## [PROBLEM TO WORK ON]
Write out each line from the data below that includes the word "Dimetallothioureas".

## [RECORDS FOR THIS EXERCISE]
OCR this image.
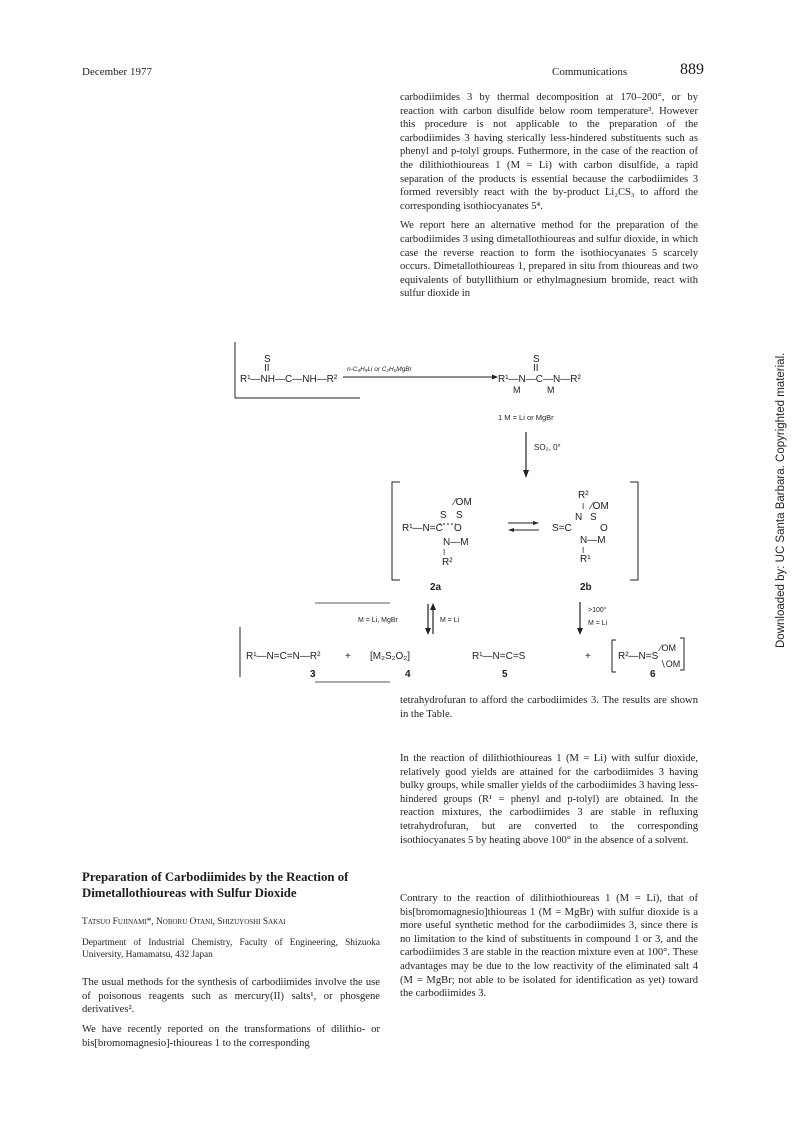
December 1977	Communications	889

carbodiimides 3 by thermal decomposition at 170–200°, or by reaction with carbon disulfide below room temperature³. However this procedure is not applicable to the preparation of the carbodiimides 3 having sterically less-hindered substituents such as phenyl and p-tolyl groups. Futhermore, in the case of the reaction of the dilithiothioureas 1 (M = Li) with carbon disulfide, a rapid separation of the products is essential because the carbodiimides 3 formed reversibly react with the by-product Li₂CS₃ to afford the corresponding isothiocyanates 5⁴.

We report here an alternative method for the preparation of the carbodiimides 3 using dimetallothioureas and sulfur dioxide, in which case the reverse reaction to form the isothiocyanates 5 scarcely occurs. Dimetallothioureas 1, prepared in situ from thioureas and two equivalents of butyllithium or ethylmagnesium bromide, react with sulfur dioxide in

S
II
R¹—NH—C—NH—R²
n-C₄H₉Li or C₂H₅MgBr
S
II
R¹—N—C—N—R²
M	M
1 M = Li or MgBr
SO₂, 0°
⁄OM
S S
R¹—N=C O
N—M
I
R²
R²
I ⁄OM
N S
S=C	O
N—M
I
R¹
2a	2b
M = Li, MgBr	M = Li
>100°
M = Li
R¹—N=C=N—R² + [M₂S₂O₂]	R¹—N=C=S	+	R²—N=S
⁄OM
∖OM
3	4	5	6
tetrahydrofuran to afford the carbodiimides 3. The results are shown in the Table.
In the reaction of dilithiothioureas 1 (M = Li) with sulfur dioxide, relatively good yields are attained for the carbodiimides 3 having bulky groups, while smaller yields of the carbodiimides 3 having less-hindered groups (R¹ = phenyl and p-tolyl) are obtained. In the reaction mixtures, the carbodiimides 3 are stable in refluxing tetrahydrofuran, but are converted to the corresponding isothiocyanates 5 by heating above 100° in the absence of a solvent.
Contrary to the reaction of dilithiothioureas 1 (M = Li), that of bis[bromomagnesio]thioureas 1 (M = MgBr) with sulfur dioxide is a more useful synthetic method for the carbodiimides 3, since there is no limitation to the kind of substituents in compound 1 or 3, and the carbodiimides 3 are stable in the reaction mixture even at 100°. These advantages may be due to the low reactivity of the eliminated salt 4 (M = MgBr; not able to be isolated for identification as yet) toward the carbodiimides 3.
Preparation of Carbodiimides by the Reaction of Dimetallothioureas with Sulfur Dioxide
Tatsuo Fujinami*, Noboru Otani, Shizuyoshi Sakai
Department of Industrial Chemistry, Faculty of Engineering, Shizuoka University, Hamamatsu, 432 Japan
The usual methods for the synthesis of carbodiimides involve the use of poisonous reagents such as mercury(II) salts¹, or phosgene derivatives².
We have recently reported on the transformations of dilithio- or bis[bromomagnesio]-thioureas 1 to the corresponding
Downloaded by: UC Santa Barbara. Copyrighted material.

## [TASK SOLUTION]
We report here an alternative method for the preparation of the carbodiimides 3 using dimetallothioureas and sulfur dioxide, in which case the reverse reaction to form the isothiocyanates 5 scarcely occurs. Dimetallothioureas 1, prepared in situ from thioureas and two equivalents of butyllithium or ethylmagnesium bromide, react with sulfur dioxide in
Preparation of Carbodiimides by the Reaction of Dimetallothioureas with Sulfur Dioxide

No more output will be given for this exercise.